TASK :: Output each entry verbatim and exclude every picture from it.

Saved entries ::
#####

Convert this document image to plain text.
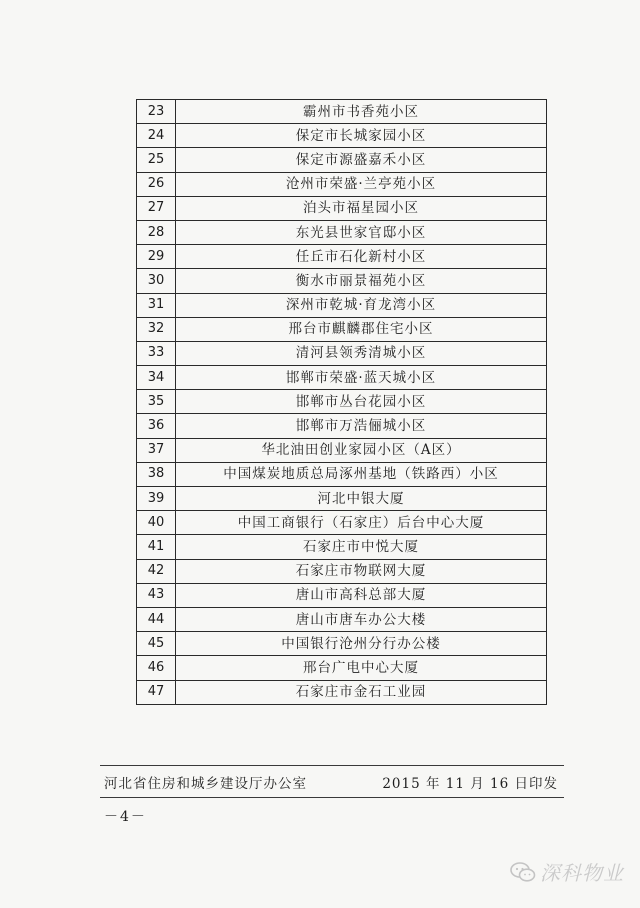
23	霸州市书香苑小区
24	保定市长城家园小区
25	保定市源盛嘉禾小区
26	沧州市荣盛·兰亭苑小区
27	泊头市福星园小区
28	东光县世家官邸小区
29	任丘市石化新村小区
30	衡水市丽景福苑小区
31	深州市乾城·育龙湾小区
32	邢台市麒麟郡住宅小区
33	清河县领秀清城小区
34	邯郸市荣盛·蓝天城小区
35	邯郸市丛台花园小区
36	邯郸市万浩俪城小区
37	华北油田创业家园小区（A区）
38	中国煤炭地质总局涿州基地（铁路西）小区
39	河北中银大厦
40	中国工商银行（石家庄）后台中心大厦
41	石家庄市中悦大厦
42	石家庄市物联网大厦
43	唐山市高科总部大厦
44	唐山市唐车办公大楼
45	中国银行沧州分行办公楼
46	邢台广电中心大厦
47	石家庄市金石工业园
河北省住房和城乡建设厅办公室	2015 年 11 月 16 日印发
－4－
深科物业
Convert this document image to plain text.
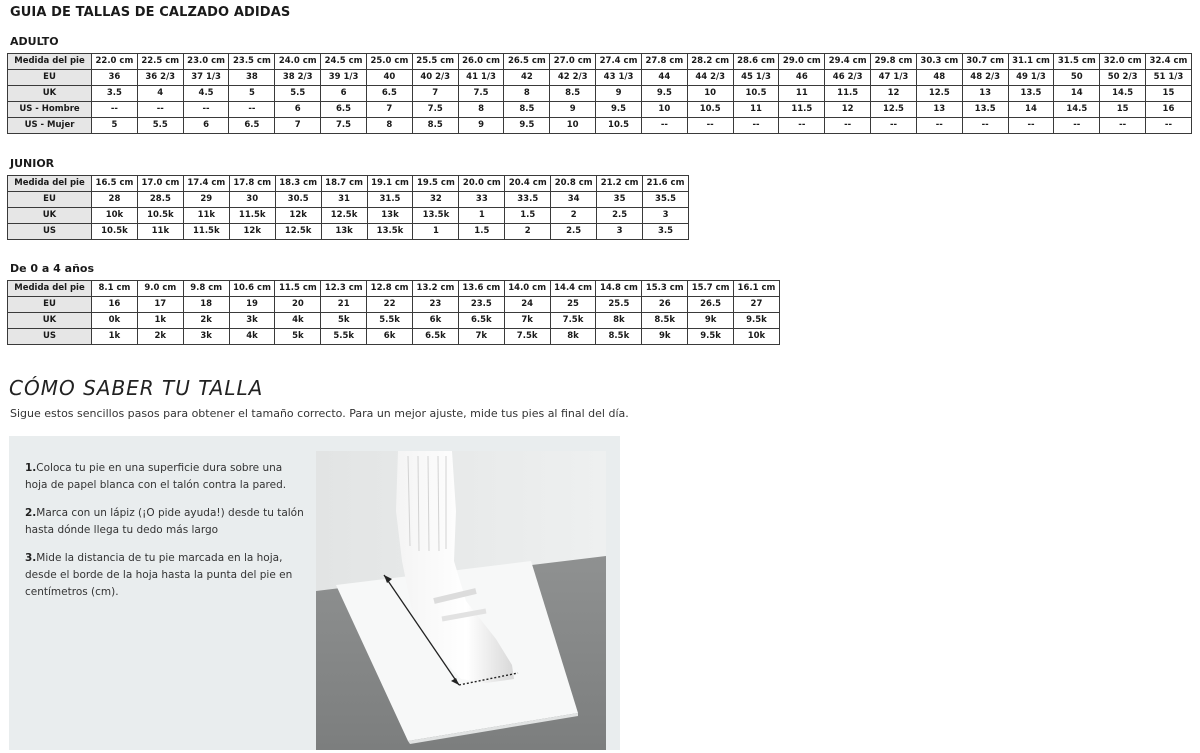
GUIA DE TALLAS DE CALZADO ADIDAS
ADULTO
Medida del pie	22.0 cm	22.5 cm	23.0 cm	23.5 cm	24.0 cm	24.5 cm	25.0 cm	25.5 cm	26.0 cm	26.5 cm	27.0 cm	27.4 cm	27.8 cm	28.2 cm	28.6 cm	29.0 cm	29.4 cm	29.8 cm	30.3 cm	30.7 cm	31.1 cm	31.5 cm	32.0 cm	32.4 cm
EU	36	36 2/3	37 1/3	38	38 2/3	39 1/3	40	40 2/3	41 1/3	42	42 2/3	43 1/3	44	44 2/3	45 1/3	46	46 2/3	47 1/3	48	48 2/3	49 1/3	50	50 2/3	51 1/3
UK	3.5	4	4.5	5	5.5	6	6.5	7	7.5	8	8.5	9	9.5	10	10.5	11	11.5	12	12.5	13	13.5	14	14.5	15
US - Hombre	--	--	--	--	6	6.5	7	7.5	8	8.5	9	9.5	10	10.5	11	11.5	12	12.5	13	13.5	14	14.5	15	16
US - Mujer	5	5.5	6	6.5	7	7.5	8	8.5	9	9.5	10	10.5	--	--	--	--	--	--	--	--	--	--	--	--
JUNIOR
Medida del pie	16.5 cm	17.0 cm	17.4 cm	17.8 cm	18.3 cm	18.7 cm	19.1 cm	19.5 cm	20.0 cm	20.4 cm	20.8 cm	21.2 cm	21.6 cm
EU	28	28.5	29	30	30.5	31	31.5	32	33	33.5	34	35	35.5
UK	10k	10.5k	11k	11.5k	12k	12.5k	13k	13.5k	1	1.5	2	2.5	3
US	10.5k	11k	11.5k	12k	12.5k	13k	13.5k	1	1.5	2	2.5	3	3.5
De 0 a 4 años
Medida del pie	8.1 cm	9.0 cm	9.8 cm	10.6 cm	11.5 cm	12.3 cm	12.8 cm	13.2 cm	13.6 cm	14.0 cm	14.4 cm	14.8 cm	15.3 cm	15.7 cm	16.1 cm
EU	16	17	18	19	20	21	22	23	23.5	24	25	25.5	26	26.5	27
UK	0k	1k	2k	3k	4k	5k	5.5k	6k	6.5k	7k	7.5k	8k	8.5k	9k	9.5k
US	1k	2k	3k	4k	5k	5.5k	6k	6.5k	7k	7.5k	8k	8.5k	9k	9.5k	10k
CÓMO SABER TU TALLA
Sigue estos sencillos pasos para obtener el tamaño correcto. Para un mejor ajuste, mide tus pies al final del día.
1.Coloca tu pie en una superficie dura sobre una hoja de papel blanca con el talón contra la pared.
2.Marca con un lápiz (¡O pide ayuda!) desde tu talón hasta dónde llega tu dedo más largo
3.Mide la distancia de tu pie marcada en la hoja, desde el borde de la hoja hasta la punta del pie en centímetros (cm).
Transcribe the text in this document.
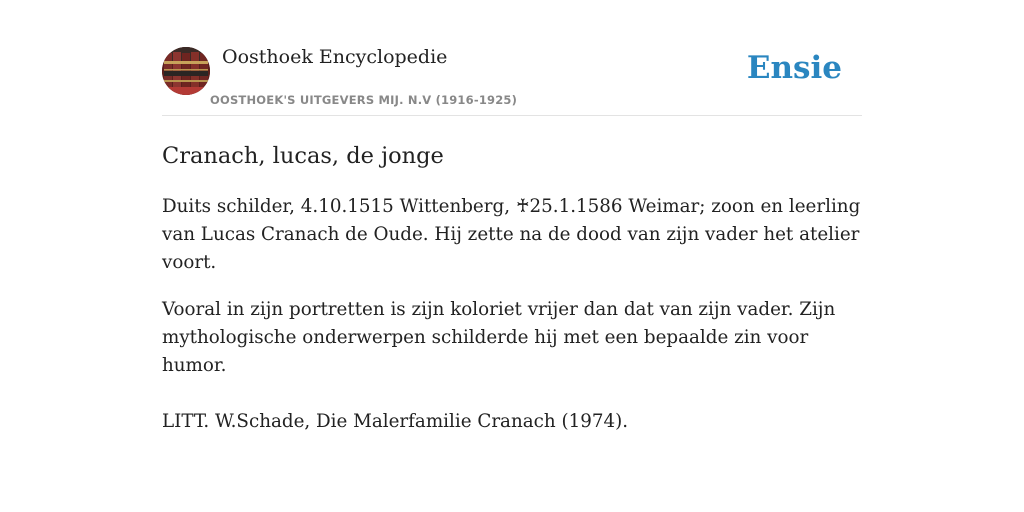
Oosthoek Encyclopedie
OOSTHOEK'S UITGEVERS MIJ. N.V (1916-1925)
Ensie
Cranach, lucas, de jonge

Duits schilder, 4.10.1515 Wittenberg, ♰25.1.1586 Weimar; zoon en leerling van Lucas Cranach de Oude. Hij zette na de dood van zijn vader het atelier voort.

Vooral in zijn portretten is zijn koloriet vrijer dan dat van zijn vader. Zijn mythologische onderwerpen schilderde hij met een bepaalde zin voor humor.

LITT. W.Schade, Die Malerfamilie Cranach (1974).
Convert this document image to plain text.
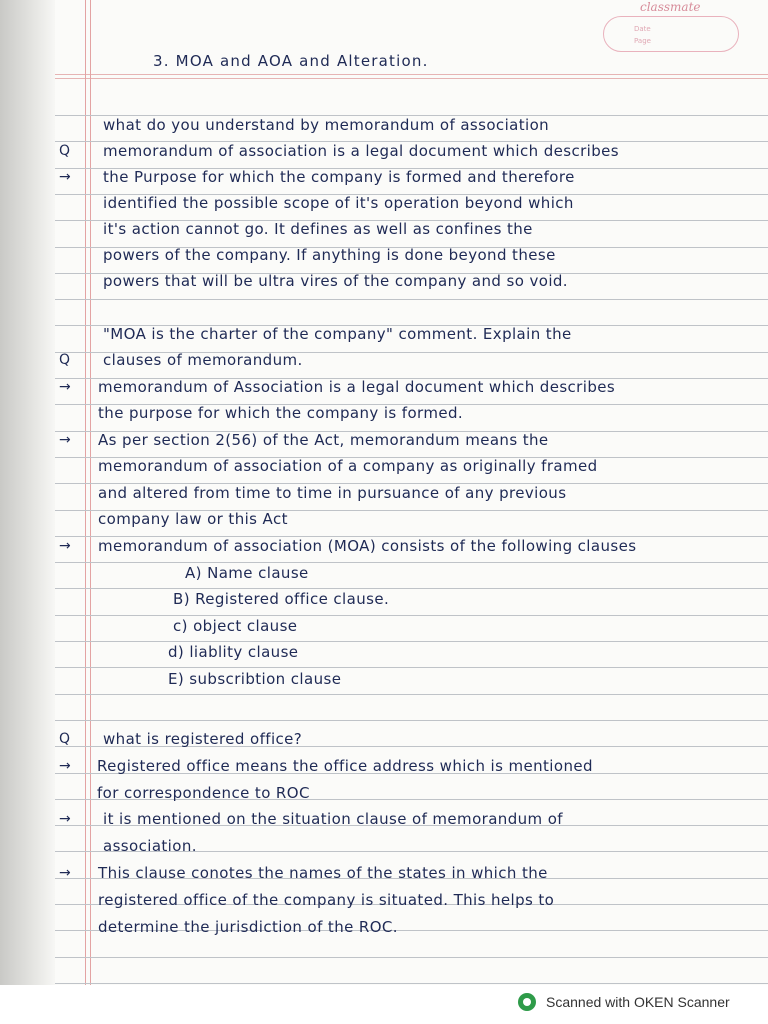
classmate
Date
Page
3. MOA and AOA and Alteration.
what do you understand by memorandum of association
memorandum of association is a legal document which describes
Q
the Purpose for which the company is formed and therefore
→
identified the possible scope of it's operation beyond which
it's action cannot go. It defines as well as confines the
powers of the company. If anything is done beyond these
powers that will be ultra vires of the company and so void.
"MOA is the charter of the company" comment. Explain the
clauses of memorandum.
Q
memorandum of Association is a legal document which describes
→
the purpose for which the company is formed.
As per section 2(56) of the Act, memorandum means the
→
memorandum of association of a company as originally framed
and altered from time to time in pursuance of any previous
company law or this Act
memorandum of association (MOA) consists of the following clauses
→
A) Name clause
B) Registered office clause.
c) object clause
d) liablity clause
E) subscribtion clause
what is registered office?
Q
Registered office means the office address which is mentioned
→
for correspondence to ROC
it is mentioned on the situation clause of memorandum of
→
association.
This clause conotes the names of the states in which the
→
registered office of the company is situated. This helps to
determine the jurisdiction of the ROC.
Scanned with OKEN Scanner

#####

SOLVED EXERCISE ::
Convert this document image to plain text.
23	霸州市书香苑小区
24	保定市长城家园小区
25	保定市源盛嘉禾小区
26	沧州市荣盛·兰亭苑小区
27	泊头市福星园小区
28	东光县世家官邸小区
29	任丘市石化新村小区
30	衡水市丽景福苑小区
31	深州市乾城·育龙湾小区
32	邢台市麒麟郡住宅小区
33	清河县领秀清城小区
34	邯郸市荣盛·蓝天城小区
35	邯郸市丛台花园小区
36	邯郸市万浩俪城小区
37	华北油田创业家园小区（A区）
38	中国煤炭地质总局涿州基地（铁路西）小区
39	河北中银大厦
40	中国工商银行（石家庄）后台中心大厦
41	石家庄市中悦大厦
42	石家庄市物联网大厦
43	唐山市高科总部大厦
44	唐山市唐车办公大楼
45	中国银行沧州分行办公楼
46	邢台广电中心大厦
47	石家庄市金石工业园
河北省住房和城乡建设厅办公室	2015 年 11 月 16 日印发
－4－
深科物业
Convert this document image to plain text.
GUIA DE TALLAS DE CALZADO ADIDAS
ADULTO
Medida del pie	22.0 cm	22.5 cm	23.0 cm	23.5 cm	24.0 cm	24.5 cm	25.0 cm	25.5 cm	26.0 cm	26.5 cm	27.0 cm	27.4 cm	27.8 cm	28.2 cm	28.6 cm	29.0 cm	29.4 cm	29.8 cm	30.3 cm	30.7 cm	31.1 cm	31.5 cm	32.0 cm	32.4 cm
EU	36	36 2/3	37 1/3	38	38 2/3	39 1/3	40	40 2/3	41 1/3	42	42 2/3	43 1/3	44	44 2/3	45 1/3	46	46 2/3	47 1/3	48	48 2/3	49 1/3	50	50 2/3	51 1/3
UK	3.5	4	4.5	5	5.5	6	6.5	7	7.5	8	8.5	9	9.5	10	10.5	11	11.5	12	12.5	13	13.5	14	14.5	15
US - Hombre	--	--	--	--	6	6.5	7	7.5	8	8.5	9	9.5	10	10.5	11	11.5	12	12.5	13	13.5	14	14.5	15	16
US - Mujer	5	5.5	6	6.5	7	7.5	8	8.5	9	9.5	10	10.5	--	--	--	--	--	--	--	--	--	--	--	--
JUNIOR
Medida del pie	16.5 cm	17.0 cm	17.4 cm	17.8 cm	18.3 cm	18.7 cm	19.1 cm	19.5 cm	20.0 cm	20.4 cm	20.8 cm	21.2 cm	21.6 cm
EU	28	28.5	29	30	30.5	31	31.5	32	33	33.5	34	35	35.5
UK	10k	10.5k	11k	11.5k	12k	12.5k	13k	13.5k	1	1.5	2	2.5	3
US	10.5k	11k	11.5k	12k	12.5k	13k	13.5k	1	1.5	2	2.5	3	3.5
De 0 a 4 años
Medida del pie	8.1 cm	9.0 cm	9.8 cm	10.6 cm	11.5 cm	12.3 cm	12.8 cm	13.2 cm	13.6 cm	14.0 cm	14.4 cm	14.8 cm	15.3 cm	15.7 cm	16.1 cm
EU	16	17	18	19	20	21	22	23	23.5	24	25	25.5	26	26.5	27
UK	0k	1k	2k	3k	4k	5k	5.5k	6k	6.5k	7k	7.5k	8k	8.5k	9k	9.5k
US	1k	2k	3k	4k	5k	5.5k	6k	6.5k	7k	7.5k	8k	8.5k	9k	9.5k	10k
CÓMO SABER TU TALLA
Sigue estos sencillos pasos para obtener el tamaño correcto. Para un mejor ajuste, mide tus pies al final del día.
1.Coloca tu pie en una superficie dura sobre una hoja de papel blanca con el talón contra la pared.
2.Marca con un lápiz (¡O pide ayuda!) desde tu talón hasta dónde llega tu dedo más largo
3.Mide la distancia de tu pie marcada en la hoja, desde el borde de la hoja hasta la punta del pie en centímetros (cm).
Transcribe the text in this document.
Oosthoek Encyclopedie
OOSTHOEK'S UITGEVERS MIJ. N.V (1916-1925)
Ensie
Cranach, lucas, de jonge

Duits schilder, 4.10.1515 Wittenberg, ♰25.1.1586 Weimar; zoon en leerling van Lucas Cranach de Oude. Hij zette na de dood van zijn vader het atelier voort.

Vooral in zijn portretten is zijn koloriet vrijer dan dat van zijn vader. Zijn mythologische onderwerpen schilderde hij met een bepaalde zin voor humor.

LITT. W.Schade, Die Malerfamilie Cranach (1974).
Convert this document image to plain text.
classmate
Date
Page
3. MOA and AOA and Alteration.
what do you understand by memorandum of association
memorandum of association is a legal document which describes
Q
the Purpose for which the company is formed and therefore
→
identified the possible scope of it's operation beyond which
it's action cannot go. It defines as well as confines the
powers of the company. If anything is done beyond these
powers that will be ultra vires of the company and so void.
"MOA is the charter of the company" comment. Explain the
clauses of memorandum.
Q
memorandum of Association is a legal document which describes
→
the purpose for which the company is formed.
As per section 2(56) of the Act, memorandum means the
→
memorandum of association of a company as originally framed
and altered from time to time in pursuance of any previous
company law or this Act
memorandum of association (MOA) consists of the following clauses
→
A) Name clause
B) Registered office clause.
c) object clause
d) liablity clause
E) subscribtion clause
what is registered office?
Q
Registered office means the office address which is mentioned
→
for correspondence to ROC
it is mentioned on the situation clause of memorandum of
→
association.
This clause conotes the names of the states in which the
→
registered office of the company is situated. This helps to
determine the jurisdiction of the ROC.
Scanned with OKEN Scanner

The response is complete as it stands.